◆ REQUIRED WORK
Look through the listing and locate every line containing the word "name"; copy those lines.

= = =

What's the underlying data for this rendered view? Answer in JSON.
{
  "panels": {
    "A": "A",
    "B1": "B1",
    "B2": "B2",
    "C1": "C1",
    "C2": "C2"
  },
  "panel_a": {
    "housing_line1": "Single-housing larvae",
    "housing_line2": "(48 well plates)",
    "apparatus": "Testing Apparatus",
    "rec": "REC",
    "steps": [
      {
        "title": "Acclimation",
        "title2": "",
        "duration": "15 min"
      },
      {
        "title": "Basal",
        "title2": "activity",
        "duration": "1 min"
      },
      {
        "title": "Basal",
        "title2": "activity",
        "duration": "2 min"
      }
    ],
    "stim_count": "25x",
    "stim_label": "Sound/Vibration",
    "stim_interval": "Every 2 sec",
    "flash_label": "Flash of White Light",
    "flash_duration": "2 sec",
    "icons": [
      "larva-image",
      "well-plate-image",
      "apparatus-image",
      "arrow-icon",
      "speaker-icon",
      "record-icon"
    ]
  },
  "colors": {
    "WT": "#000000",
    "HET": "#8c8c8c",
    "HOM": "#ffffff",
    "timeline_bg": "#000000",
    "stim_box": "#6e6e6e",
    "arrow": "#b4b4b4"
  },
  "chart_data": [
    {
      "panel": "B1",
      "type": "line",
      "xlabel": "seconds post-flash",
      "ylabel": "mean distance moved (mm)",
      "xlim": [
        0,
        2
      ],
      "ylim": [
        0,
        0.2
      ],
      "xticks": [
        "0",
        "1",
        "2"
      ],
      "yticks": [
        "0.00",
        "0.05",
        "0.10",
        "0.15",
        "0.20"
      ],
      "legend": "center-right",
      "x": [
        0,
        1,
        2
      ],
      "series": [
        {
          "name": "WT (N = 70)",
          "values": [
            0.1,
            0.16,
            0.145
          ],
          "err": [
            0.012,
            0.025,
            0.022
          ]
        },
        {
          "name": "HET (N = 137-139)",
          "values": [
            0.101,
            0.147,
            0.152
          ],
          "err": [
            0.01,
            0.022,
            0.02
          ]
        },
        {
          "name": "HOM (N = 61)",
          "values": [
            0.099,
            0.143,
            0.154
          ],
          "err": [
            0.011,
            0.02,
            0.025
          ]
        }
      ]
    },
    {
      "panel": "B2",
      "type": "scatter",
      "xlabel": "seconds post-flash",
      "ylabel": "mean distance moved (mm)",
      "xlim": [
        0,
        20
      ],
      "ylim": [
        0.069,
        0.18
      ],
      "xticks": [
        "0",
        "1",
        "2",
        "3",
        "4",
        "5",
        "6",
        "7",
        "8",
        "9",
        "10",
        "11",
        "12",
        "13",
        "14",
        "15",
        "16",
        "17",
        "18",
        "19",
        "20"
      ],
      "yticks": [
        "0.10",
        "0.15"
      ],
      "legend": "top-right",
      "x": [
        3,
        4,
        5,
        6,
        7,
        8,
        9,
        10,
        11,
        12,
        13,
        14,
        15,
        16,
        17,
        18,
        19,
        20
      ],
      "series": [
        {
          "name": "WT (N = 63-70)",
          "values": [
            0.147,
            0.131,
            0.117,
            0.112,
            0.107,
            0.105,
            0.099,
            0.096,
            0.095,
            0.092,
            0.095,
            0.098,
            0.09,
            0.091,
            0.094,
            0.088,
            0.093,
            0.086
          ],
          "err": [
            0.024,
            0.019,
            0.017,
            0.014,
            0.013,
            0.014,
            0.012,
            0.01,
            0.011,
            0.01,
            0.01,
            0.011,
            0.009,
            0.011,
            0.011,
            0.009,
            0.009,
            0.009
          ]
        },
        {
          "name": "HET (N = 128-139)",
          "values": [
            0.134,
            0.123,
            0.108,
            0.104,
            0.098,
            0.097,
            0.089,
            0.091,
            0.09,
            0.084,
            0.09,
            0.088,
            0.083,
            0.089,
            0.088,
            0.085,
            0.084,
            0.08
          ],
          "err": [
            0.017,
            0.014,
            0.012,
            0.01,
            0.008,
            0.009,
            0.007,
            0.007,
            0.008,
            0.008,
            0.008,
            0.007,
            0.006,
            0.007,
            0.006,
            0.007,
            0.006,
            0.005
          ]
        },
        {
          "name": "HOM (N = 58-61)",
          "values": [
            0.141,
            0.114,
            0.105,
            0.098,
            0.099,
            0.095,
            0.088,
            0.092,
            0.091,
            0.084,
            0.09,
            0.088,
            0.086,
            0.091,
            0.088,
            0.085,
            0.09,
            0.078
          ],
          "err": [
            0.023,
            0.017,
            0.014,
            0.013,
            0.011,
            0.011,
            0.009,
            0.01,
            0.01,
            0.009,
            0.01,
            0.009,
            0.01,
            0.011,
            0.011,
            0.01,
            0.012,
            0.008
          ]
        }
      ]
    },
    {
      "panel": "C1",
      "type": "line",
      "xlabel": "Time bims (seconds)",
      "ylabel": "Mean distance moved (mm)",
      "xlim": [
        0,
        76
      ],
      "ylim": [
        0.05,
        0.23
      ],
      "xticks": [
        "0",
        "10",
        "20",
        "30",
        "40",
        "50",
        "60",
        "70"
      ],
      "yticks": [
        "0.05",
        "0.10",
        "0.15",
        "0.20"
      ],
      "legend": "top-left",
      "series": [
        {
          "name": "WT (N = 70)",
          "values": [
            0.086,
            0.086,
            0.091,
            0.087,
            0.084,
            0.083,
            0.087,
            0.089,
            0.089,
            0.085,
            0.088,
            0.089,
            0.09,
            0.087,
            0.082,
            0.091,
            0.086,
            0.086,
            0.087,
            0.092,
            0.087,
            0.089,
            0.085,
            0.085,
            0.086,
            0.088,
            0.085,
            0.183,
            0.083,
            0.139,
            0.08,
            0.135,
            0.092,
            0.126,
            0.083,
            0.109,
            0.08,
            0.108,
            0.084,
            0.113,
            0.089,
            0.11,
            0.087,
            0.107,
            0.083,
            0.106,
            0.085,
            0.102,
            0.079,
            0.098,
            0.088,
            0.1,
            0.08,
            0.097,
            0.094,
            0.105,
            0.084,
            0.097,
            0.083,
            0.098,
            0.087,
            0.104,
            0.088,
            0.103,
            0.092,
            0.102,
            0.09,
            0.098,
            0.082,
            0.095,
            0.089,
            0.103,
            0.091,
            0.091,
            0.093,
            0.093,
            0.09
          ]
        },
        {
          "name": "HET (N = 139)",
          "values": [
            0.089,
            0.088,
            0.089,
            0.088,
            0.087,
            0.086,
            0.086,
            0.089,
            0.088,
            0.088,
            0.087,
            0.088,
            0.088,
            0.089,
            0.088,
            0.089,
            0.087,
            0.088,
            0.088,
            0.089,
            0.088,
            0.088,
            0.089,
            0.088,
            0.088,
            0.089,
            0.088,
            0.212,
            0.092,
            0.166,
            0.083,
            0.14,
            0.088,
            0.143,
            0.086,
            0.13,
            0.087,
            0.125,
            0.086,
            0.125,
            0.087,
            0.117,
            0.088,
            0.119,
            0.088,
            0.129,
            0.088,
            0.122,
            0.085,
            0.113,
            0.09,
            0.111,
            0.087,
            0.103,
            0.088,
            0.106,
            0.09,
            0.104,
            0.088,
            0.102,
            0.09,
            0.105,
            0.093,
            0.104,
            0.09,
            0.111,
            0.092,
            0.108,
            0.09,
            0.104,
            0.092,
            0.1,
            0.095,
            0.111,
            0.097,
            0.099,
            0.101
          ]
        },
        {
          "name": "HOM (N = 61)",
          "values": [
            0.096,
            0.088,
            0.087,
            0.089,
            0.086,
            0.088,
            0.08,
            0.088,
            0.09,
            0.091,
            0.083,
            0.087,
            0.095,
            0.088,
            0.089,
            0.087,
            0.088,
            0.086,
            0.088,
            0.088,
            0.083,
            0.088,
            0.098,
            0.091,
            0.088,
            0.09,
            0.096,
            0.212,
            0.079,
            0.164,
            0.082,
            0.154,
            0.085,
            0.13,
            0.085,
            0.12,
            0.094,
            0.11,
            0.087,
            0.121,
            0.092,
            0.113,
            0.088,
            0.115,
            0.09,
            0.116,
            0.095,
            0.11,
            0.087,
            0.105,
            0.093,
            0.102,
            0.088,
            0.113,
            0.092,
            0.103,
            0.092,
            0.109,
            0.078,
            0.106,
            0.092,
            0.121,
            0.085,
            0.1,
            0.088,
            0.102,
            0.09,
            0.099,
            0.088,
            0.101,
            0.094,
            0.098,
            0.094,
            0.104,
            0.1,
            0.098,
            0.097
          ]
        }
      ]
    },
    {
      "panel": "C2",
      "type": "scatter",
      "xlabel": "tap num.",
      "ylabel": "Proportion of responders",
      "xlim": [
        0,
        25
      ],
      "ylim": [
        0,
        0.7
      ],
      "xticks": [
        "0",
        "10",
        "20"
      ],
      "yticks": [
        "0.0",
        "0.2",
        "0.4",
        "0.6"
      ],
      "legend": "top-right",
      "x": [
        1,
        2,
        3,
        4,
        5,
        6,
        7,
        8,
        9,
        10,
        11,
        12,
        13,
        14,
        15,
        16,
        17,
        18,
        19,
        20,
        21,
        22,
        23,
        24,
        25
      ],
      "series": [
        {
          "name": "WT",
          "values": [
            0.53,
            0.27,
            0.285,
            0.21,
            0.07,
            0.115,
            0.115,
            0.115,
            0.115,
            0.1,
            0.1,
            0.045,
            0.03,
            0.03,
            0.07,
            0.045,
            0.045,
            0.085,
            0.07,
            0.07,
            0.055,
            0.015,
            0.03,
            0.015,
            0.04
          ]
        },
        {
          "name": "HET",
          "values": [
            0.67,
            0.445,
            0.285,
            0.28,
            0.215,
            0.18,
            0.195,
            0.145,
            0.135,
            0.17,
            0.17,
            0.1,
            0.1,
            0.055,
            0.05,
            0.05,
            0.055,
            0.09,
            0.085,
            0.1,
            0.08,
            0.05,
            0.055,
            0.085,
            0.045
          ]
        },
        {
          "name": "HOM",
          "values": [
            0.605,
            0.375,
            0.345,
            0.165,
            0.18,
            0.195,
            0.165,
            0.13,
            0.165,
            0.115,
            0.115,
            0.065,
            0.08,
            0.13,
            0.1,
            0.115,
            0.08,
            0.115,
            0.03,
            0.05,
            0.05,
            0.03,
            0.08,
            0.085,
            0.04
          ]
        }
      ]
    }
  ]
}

= = =

◆ WRITTEN ANSWER
          "name": "WT (N = 70)",
          "name": "HET (N = 137-139)",
          "name": "HOM (N = 61)",
          "name": "WT (N = 63-70)",
          "name": "HET (N = 128-139)",
          "name": "HOM (N = 58-61)",
          "name": "WT (N = 70)",
          "name": "HET (N = 139)",
          "name": "HOM (N = 61)",
          "name": "WT",
          "name": "HET",
          "name": "HOM",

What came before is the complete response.